### GIVEN PROBLEM
Please transcribe the records precisely; pictures stay out of your copy.

Stored data entries
- - -

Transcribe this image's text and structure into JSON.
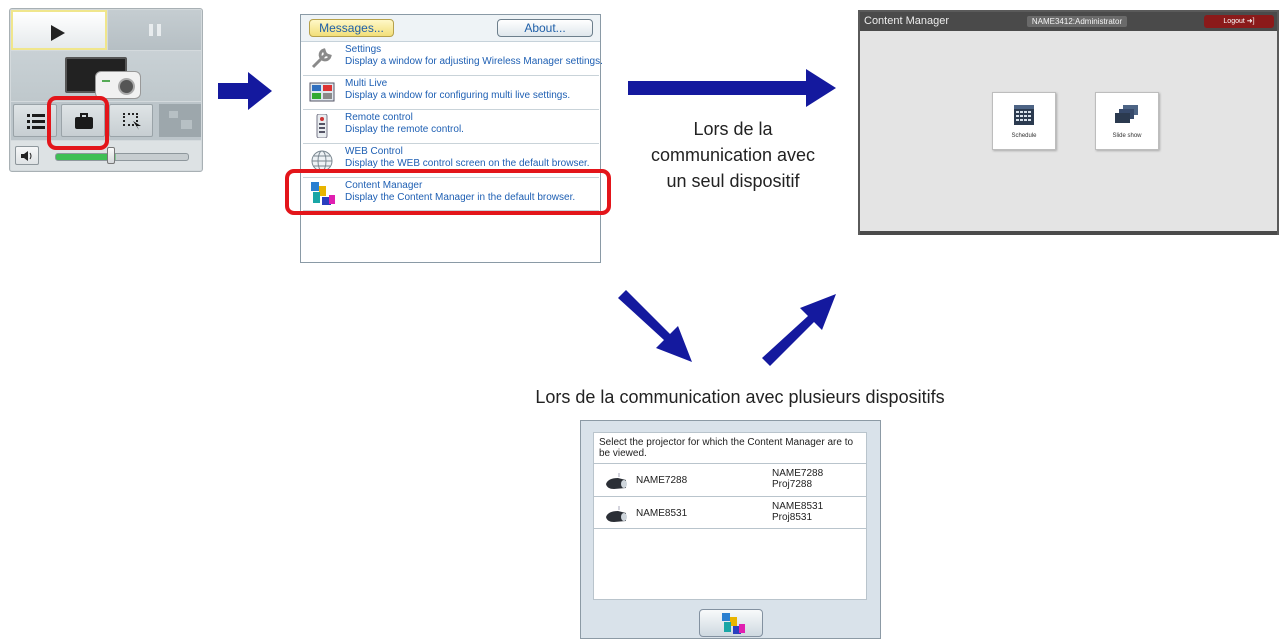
{
  "wireless_manager": {
    "play_icon": "play-icon",
    "pause_icon": "pause-icon",
    "tools": [
      "list-icon",
      "toolbox-icon",
      "selection-icon",
      "multi-display-icon"
    ],
    "volume_icon": "speaker-icon",
    "volume_level": 0.45
  },
  "menu": {
    "messages_label": "Messages...",
    "about_label": "About...",
    "items": [
      {
        "title": "Settings",
        "desc": "Display a window for adjusting Wireless Manager settings.",
        "icon": "wrench-icon"
      },
      {
        "title": "Multi Live",
        "desc": "Display a window for configuring multi live settings.",
        "icon": "multi-live-icon"
      },
      {
        "title": "Remote control",
        "desc": "Display the remote control.",
        "icon": "remote-control-icon"
      },
      {
        "title": "WEB Control",
        "desc": "Display the WEB control screen on the default browser.",
        "icon": "globe-icon"
      },
      {
        "title": "Content Manager",
        "desc": "Display the Content Manager in the default browser.",
        "icon": "content-manager-icon"
      }
    ]
  },
  "content_manager": {
    "title": "Content Manager",
    "user": "NAME3412:Administrator",
    "logout": "Logout",
    "tiles": [
      {
        "label": "Schedule",
        "icon": "calendar-icon"
      },
      {
        "label": "Slide show",
        "icon": "slides-icon"
      }
    ]
  },
  "captions": {
    "single_line1": "Lors de la",
    "single_line2": "communication avec",
    "single_line3": "un seul dispositif",
    "multiple": "Lors de la communication avec plusieurs dispositifs"
  },
  "selector": {
    "prompt": "Select the projector for which the Content Manager are to be viewed.",
    "rows": [
      {
        "name": "NAME7288",
        "detail1": "NAME7288",
        "detail2": "Proj7288"
      },
      {
        "name": "NAME8531",
        "detail1": "NAME8531",
        "detail2": "Proj8531"
      }
    ],
    "ok_icon": "content-manager-icon"
  },
  "colors": {
    "arrow": "#14199e",
    "highlight": "#e3151a",
    "link_text": "#1e5fb3"
  }
}
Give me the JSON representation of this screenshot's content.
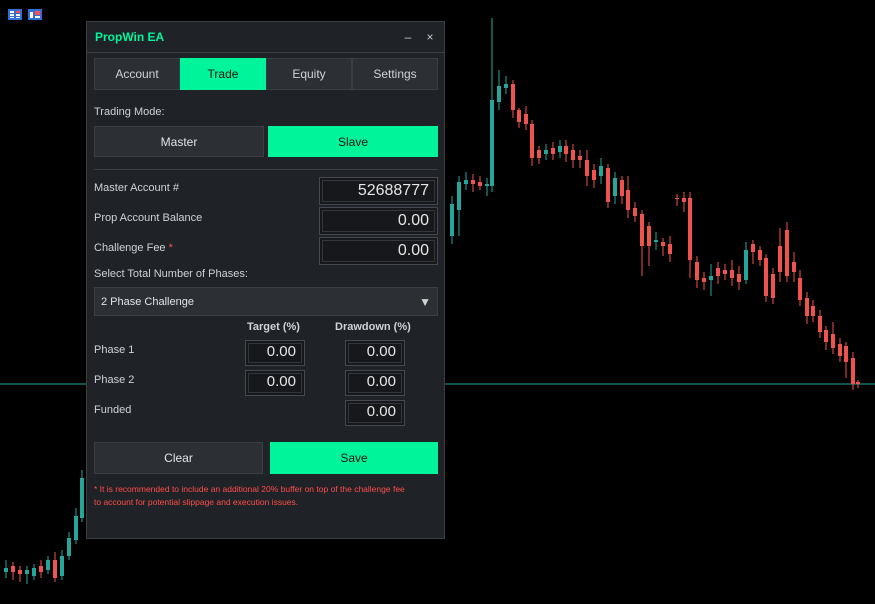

- - -

### ANSWER TO THE PROBLEM
Transcribe this image's text and structure into JSON.
{
  "wireless_manager": {
    "play_icon": "play-icon",
    "pause_icon": "pause-icon",
    "tools": [
      "list-icon",
      "toolbox-icon",
      "selection-icon",
      "multi-display-icon"
    ],
    "volume_icon": "speaker-icon",
    "volume_level": 0.45
  },
  "menu": {
    "messages_label": "Messages...",
    "about_label": "About...",
    "items": [
      {
        "title": "Settings",
        "desc": "Display a window for adjusting Wireless Manager settings.",
        "icon": "wrench-icon"
      },
      {
        "title": "Multi Live",
        "desc": "Display a window for configuring multi live settings.",
        "icon": "multi-live-icon"
      },
      {
        "title": "Remote control",
        "desc": "Display the remote control.",
        "icon": "remote-control-icon"
      },
      {
        "title": "WEB Control",
        "desc": "Display the WEB control screen on the default browser.",
        "icon": "globe-icon"
      },
      {
        "title": "Content Manager",
        "desc": "Display the Content Manager in the default browser.",
        "icon": "content-manager-icon"
      }
    ]
  },
  "content_manager": {
    "title": "Content Manager",
    "user": "NAME3412:Administrator",
    "logout": "Logout",
    "tiles": [
      {
        "label": "Schedule",
        "icon": "calendar-icon"
      },
      {
        "label": "Slide show",
        "icon": "slides-icon"
      }
    ]
  },
  "captions": {
    "single_line1": "Lors de la",
    "single_line2": "communication avec",
    "single_line3": "un seul dispositif",
    "multiple": "Lors de la communication avec plusieurs dispositifs"
  },
  "selector": {
    "prompt": "Select the projector for which the Content Manager are to be viewed.",
    "rows": [
      {
        "name": "NAME7288",
        "detail1": "NAME7288",
        "detail2": "Proj7288"
      },
      {
        "name": "NAME8531",
        "detail1": "NAME8531",
        "detail2": "Proj8531"
      }
    ],
    "ok_icon": "content-manager-icon"
  },
  "colors": {
    "arrow": "#14199e",
    "highlight": "#e3151a",
    "link_text": "#1e5fb3"
  }
}
Give me the JSON representation of this screenshot's content.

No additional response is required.